Collection entries:
-----

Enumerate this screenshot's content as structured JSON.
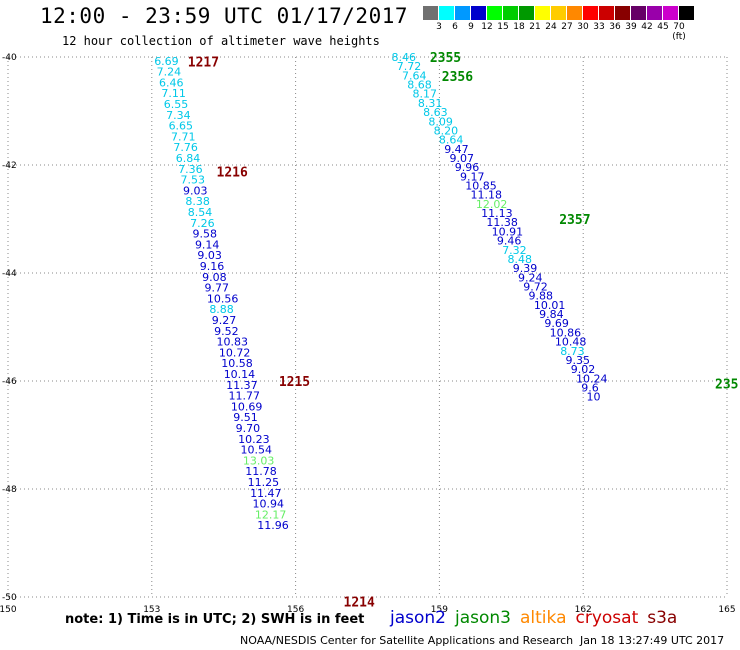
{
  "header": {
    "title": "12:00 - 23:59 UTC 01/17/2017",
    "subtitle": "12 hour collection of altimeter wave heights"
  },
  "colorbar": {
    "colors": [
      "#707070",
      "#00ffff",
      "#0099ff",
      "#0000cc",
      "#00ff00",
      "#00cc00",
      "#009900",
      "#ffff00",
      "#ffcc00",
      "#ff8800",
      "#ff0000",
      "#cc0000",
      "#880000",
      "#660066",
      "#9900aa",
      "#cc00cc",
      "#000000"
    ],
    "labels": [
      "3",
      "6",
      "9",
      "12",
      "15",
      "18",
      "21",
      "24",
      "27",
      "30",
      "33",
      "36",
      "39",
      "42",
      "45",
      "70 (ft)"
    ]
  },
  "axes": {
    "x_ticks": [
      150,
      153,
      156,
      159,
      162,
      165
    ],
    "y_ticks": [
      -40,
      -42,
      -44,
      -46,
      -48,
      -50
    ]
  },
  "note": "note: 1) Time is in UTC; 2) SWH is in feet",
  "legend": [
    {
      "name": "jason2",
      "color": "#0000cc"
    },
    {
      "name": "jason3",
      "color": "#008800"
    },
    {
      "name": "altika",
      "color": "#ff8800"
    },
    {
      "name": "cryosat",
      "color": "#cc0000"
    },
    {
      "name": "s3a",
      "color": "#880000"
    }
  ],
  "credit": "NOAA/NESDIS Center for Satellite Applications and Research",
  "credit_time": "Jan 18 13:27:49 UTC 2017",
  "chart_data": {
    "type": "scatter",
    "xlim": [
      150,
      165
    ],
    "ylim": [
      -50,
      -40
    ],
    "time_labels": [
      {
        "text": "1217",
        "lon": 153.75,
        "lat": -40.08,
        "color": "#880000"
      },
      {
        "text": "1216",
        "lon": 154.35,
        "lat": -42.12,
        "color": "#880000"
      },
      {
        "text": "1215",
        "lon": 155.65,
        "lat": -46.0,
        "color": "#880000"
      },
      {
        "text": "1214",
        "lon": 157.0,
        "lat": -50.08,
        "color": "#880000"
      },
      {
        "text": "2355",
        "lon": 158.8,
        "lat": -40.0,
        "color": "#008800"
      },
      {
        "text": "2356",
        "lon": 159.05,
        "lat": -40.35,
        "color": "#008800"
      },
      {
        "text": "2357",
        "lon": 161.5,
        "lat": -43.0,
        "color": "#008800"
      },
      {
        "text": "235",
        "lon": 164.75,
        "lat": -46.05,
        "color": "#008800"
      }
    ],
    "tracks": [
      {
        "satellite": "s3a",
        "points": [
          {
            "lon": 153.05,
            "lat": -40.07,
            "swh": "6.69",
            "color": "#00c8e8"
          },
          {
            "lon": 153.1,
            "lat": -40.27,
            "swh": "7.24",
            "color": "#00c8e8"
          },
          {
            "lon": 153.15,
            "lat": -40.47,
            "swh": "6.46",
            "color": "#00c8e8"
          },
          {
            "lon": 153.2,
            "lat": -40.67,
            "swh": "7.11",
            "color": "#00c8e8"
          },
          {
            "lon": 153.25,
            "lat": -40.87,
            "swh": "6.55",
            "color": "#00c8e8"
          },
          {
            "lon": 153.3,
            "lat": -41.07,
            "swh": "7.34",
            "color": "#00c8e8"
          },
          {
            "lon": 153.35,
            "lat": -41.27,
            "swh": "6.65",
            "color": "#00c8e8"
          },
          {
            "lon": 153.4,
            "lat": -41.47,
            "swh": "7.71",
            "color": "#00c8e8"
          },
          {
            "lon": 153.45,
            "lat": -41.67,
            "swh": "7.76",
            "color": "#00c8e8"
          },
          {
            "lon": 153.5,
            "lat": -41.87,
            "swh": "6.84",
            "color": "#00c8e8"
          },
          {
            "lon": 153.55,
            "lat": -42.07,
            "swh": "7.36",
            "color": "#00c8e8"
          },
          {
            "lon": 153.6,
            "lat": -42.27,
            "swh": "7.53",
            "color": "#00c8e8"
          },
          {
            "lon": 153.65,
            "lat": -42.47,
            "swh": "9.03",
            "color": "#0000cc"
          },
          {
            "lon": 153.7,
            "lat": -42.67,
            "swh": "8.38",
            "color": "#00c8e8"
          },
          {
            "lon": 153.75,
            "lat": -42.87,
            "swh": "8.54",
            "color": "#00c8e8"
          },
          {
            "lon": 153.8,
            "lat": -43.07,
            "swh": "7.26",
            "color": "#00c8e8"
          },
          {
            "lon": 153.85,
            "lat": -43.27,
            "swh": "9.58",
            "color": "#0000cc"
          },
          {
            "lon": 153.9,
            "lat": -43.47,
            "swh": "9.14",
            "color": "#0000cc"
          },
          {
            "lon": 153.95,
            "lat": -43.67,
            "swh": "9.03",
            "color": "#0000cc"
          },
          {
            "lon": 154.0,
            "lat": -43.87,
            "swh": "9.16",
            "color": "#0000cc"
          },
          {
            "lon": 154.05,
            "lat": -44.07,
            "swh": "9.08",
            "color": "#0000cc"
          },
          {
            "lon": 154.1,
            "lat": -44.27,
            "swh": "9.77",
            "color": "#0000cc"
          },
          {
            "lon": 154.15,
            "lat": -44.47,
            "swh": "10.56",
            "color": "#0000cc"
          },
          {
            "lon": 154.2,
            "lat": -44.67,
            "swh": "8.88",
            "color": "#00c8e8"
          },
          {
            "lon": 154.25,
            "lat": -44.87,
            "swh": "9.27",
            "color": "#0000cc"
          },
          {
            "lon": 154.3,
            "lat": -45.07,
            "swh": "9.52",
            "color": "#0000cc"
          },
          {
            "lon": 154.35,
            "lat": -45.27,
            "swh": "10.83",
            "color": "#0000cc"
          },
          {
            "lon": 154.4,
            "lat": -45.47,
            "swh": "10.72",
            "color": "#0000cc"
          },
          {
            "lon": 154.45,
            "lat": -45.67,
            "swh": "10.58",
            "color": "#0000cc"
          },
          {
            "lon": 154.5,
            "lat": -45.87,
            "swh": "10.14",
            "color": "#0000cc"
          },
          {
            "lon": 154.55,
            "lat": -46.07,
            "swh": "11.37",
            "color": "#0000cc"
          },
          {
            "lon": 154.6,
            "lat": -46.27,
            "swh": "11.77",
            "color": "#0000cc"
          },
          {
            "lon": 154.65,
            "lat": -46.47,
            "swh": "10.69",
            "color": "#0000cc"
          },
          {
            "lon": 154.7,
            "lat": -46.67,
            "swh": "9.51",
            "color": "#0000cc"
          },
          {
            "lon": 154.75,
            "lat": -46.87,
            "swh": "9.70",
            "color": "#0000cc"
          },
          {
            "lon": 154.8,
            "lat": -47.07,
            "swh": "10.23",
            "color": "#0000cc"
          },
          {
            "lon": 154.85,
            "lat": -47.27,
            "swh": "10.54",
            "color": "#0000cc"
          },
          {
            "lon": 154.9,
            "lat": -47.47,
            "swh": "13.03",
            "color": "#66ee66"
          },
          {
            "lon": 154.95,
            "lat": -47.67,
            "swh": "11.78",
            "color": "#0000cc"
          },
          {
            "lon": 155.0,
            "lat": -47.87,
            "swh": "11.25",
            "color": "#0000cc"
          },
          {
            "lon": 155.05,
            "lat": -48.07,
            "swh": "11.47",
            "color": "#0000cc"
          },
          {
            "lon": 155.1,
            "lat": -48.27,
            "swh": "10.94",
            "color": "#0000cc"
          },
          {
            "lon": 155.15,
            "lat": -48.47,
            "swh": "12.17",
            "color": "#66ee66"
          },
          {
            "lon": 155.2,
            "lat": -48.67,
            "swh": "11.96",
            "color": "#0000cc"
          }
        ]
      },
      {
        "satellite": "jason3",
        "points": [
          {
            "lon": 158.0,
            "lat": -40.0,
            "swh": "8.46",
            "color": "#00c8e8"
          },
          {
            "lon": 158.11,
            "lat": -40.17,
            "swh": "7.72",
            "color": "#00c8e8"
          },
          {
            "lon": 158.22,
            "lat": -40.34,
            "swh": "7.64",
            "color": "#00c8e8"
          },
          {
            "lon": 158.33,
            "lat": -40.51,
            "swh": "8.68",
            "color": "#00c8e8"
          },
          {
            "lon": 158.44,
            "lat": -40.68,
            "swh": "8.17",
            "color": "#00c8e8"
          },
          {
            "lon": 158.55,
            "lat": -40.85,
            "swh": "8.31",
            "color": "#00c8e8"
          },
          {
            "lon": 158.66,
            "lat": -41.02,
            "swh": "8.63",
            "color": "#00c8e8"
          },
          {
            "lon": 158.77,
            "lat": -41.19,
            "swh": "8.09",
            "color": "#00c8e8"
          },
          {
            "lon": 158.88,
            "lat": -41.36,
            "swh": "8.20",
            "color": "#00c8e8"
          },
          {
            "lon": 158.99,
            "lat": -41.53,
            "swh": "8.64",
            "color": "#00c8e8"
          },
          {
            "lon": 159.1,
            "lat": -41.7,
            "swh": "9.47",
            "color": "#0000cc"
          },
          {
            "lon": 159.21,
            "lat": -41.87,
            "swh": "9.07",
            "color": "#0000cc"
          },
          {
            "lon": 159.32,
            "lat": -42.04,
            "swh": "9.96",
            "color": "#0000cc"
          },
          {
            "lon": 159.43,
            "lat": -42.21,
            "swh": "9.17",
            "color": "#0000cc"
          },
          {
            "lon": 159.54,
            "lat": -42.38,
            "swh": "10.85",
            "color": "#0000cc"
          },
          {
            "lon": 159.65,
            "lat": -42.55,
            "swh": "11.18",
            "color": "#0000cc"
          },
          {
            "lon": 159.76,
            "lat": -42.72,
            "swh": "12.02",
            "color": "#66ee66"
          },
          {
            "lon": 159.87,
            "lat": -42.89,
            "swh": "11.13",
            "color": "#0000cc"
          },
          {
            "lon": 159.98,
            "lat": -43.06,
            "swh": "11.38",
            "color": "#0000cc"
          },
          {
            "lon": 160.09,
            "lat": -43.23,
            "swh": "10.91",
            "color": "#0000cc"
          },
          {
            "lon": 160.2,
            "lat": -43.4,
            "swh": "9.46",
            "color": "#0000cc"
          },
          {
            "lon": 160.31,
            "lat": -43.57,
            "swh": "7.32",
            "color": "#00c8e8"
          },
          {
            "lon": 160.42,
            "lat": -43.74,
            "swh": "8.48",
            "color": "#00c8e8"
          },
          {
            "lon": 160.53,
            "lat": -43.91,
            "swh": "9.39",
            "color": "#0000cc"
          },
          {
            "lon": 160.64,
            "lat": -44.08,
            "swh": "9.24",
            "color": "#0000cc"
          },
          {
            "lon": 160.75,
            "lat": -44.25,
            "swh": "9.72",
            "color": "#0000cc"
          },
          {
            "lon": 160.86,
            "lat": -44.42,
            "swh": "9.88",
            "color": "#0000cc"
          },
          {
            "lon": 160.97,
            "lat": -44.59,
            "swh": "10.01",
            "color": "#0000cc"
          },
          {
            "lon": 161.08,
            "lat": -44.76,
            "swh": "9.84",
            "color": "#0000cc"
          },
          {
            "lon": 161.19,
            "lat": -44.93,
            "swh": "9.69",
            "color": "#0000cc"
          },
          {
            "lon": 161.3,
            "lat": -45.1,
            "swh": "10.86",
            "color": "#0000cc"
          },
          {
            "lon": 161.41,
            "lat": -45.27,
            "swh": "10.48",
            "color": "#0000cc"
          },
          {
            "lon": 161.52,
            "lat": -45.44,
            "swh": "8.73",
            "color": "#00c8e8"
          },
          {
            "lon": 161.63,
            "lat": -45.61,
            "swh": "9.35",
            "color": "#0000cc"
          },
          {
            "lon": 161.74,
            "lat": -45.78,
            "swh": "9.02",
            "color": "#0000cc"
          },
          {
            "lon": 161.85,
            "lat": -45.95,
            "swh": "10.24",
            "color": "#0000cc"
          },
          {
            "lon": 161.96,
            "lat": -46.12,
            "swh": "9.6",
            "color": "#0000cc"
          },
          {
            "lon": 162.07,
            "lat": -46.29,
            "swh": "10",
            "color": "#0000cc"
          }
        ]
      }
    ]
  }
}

-----

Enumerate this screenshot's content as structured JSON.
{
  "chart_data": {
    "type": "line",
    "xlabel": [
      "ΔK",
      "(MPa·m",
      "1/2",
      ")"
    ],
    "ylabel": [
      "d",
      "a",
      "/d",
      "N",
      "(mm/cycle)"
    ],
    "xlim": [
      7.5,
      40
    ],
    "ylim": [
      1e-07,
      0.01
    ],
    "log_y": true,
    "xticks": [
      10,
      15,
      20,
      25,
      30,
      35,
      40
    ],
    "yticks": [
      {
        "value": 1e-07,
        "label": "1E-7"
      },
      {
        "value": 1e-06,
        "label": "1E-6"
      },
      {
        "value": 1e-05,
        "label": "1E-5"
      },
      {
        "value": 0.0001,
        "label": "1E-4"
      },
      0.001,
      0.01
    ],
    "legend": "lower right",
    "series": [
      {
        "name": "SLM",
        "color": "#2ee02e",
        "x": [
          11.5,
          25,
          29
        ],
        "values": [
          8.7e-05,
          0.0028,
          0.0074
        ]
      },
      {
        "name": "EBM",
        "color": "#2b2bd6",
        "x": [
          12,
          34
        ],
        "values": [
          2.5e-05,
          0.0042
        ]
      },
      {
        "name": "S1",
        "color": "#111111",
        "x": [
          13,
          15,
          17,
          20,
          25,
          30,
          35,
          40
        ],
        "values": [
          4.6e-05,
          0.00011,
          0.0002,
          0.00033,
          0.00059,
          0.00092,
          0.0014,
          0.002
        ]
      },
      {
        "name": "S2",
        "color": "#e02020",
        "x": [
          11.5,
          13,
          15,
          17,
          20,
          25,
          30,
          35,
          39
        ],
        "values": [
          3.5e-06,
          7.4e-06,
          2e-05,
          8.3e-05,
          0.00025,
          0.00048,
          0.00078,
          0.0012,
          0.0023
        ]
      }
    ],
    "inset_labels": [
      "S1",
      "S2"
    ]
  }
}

-----

* _WHAT TO DO_:
Copy each line of the data that contains the word "text".

* _EXERCISE ANSWER_:
        "text": "1217",
        "text": "1216",
        "text": "1215",
        "text": "1214",
        "text": "2355",
        "text": "2356",
        "text": "2357",
        "text": "235",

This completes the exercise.